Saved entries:
= = = =
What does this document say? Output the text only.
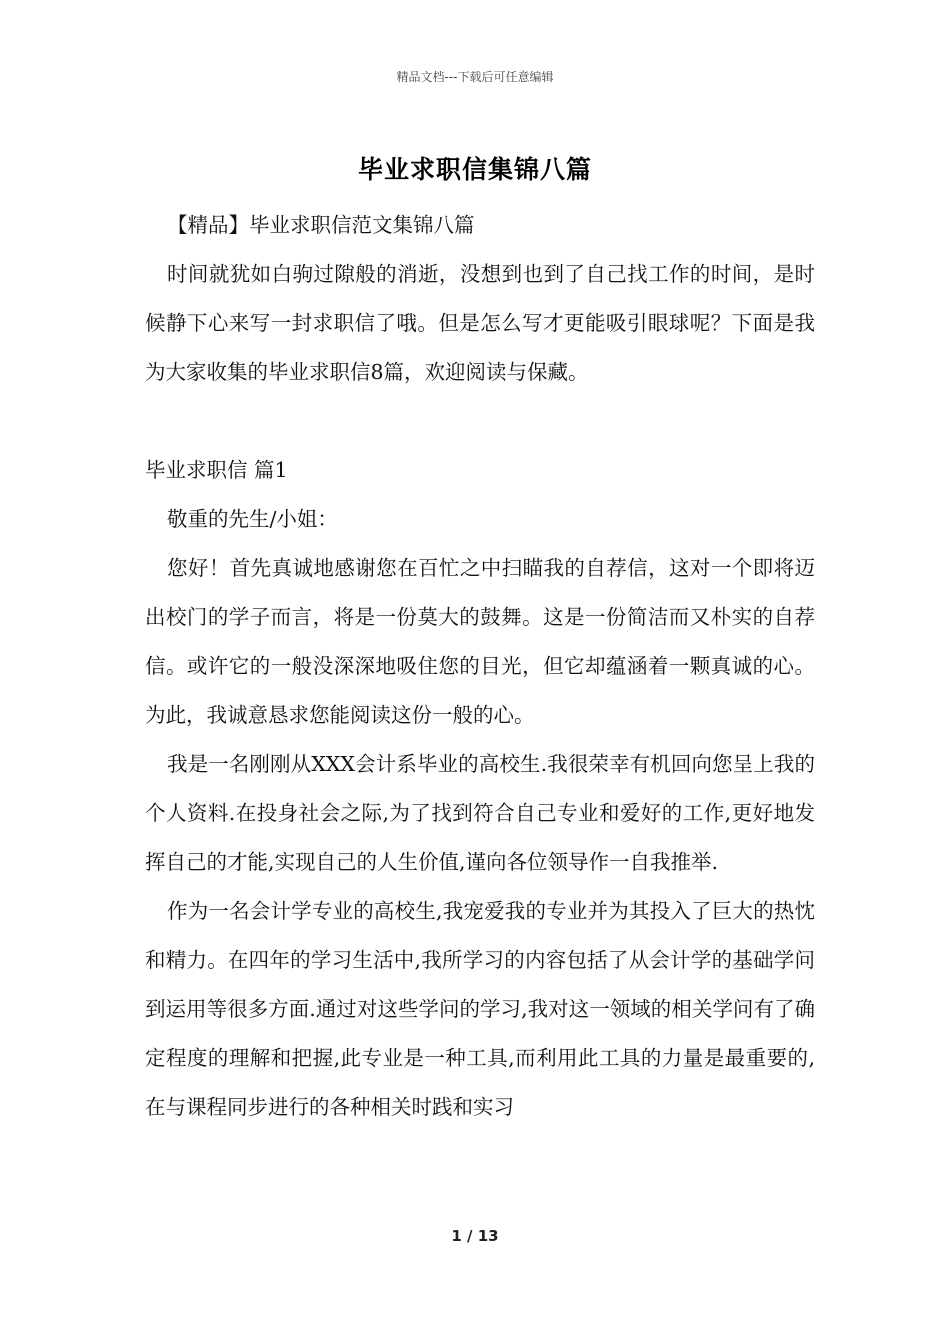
精品文档---下载后可任意编辑
毕业求职信集锦八篇

【精品】毕业求职信范文集锦八篇

时间就犹如白驹过隙般的消逝，没想到也到了自己找工作的时间，是时候静下心来写一封求职信了哦。但是怎么写才更能吸引眼球呢？下面是我为大家收集的毕业求职信8篇，欢迎阅读与保藏。

毕业求职信 篇1

敬重的先生/小姐：

您好！首先真诚地感谢您在百忙之中扫瞄我的自荐信，这对一个即将迈出校门的学子而言，将是一份莫大的鼓舞。这是一份简洁而又朴实的自荐信。或许它的一般没深深地吸住您的目光，但它却蕴涵着一颗真诚的心。为此，我诚意恳求您能阅读这份一般的心。

我是一名刚刚从XXX会计系毕业的高校生.我很荣幸有机回向您呈上我的个人资料.在投身社会之际,为了找到符合自己专业和爱好的工作,更好地发挥自己的才能,实现自己的人生价值,谨向各位领导作一自我推举.

作为一名会计学专业的高校生,我宠爱我的专业并为其投入了巨大的热忱和精力。在四年的学习生活中,我所学习的内容包括了从会计学的基础学问到运用等很多方面.通过对这些学问的学习,我对这一领域的相关学问有了确定程度的理解和把握,此专业是一种工具,而利用此工具的力量是最重要的,在与课程同步进行的各种相关时践和实习

1 / 13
= = = =
- **Your goal**:
Make an exact copy of the records above, with the pictures left out.

- **Solution to this problem**:
What does this document say? Output the text only.
精品文档---下载后可任意编辑
毕业求职信集锦八篇

【精品】毕业求职信范文集锦八篇

时间就犹如白驹过隙般的消逝，没想到也到了自己找工作的时间，是时候静下心来写一封求职信了哦。但是怎么写才更能吸引眼球呢？下面是我为大家收集的毕业求职信8篇，欢迎阅读与保藏。

毕业求职信 篇1

敬重的先生/小姐：

您好！首先真诚地感谢您在百忙之中扫瞄我的自荐信，这对一个即将迈出校门的学子而言，将是一份莫大的鼓舞。这是一份简洁而又朴实的自荐信。或许它的一般没深深地吸住您的目光，但它却蕴涵着一颗真诚的心。为此，我诚意恳求您能阅读这份一般的心。

我是一名刚刚从XXX会计系毕业的高校生.我很荣幸有机回向您呈上我的个人资料.在投身社会之际,为了找到符合自己专业和爱好的工作,更好地发挥自己的才能,实现自己的人生价值,谨向各位领导作一自我推举.

作为一名会计学专业的高校生,我宠爱我的专业并为其投入了巨大的热忱和精力。在四年的学习生活中,我所学习的内容包括了从会计学的基础学问到运用等很多方面.通过对这些学问的学习,我对这一领域的相关学问有了确定程度的理解和把握,此专业是一种工具,而利用此工具的力量是最重要的,在与课程同步进行的各种相关时践和实习

1 / 13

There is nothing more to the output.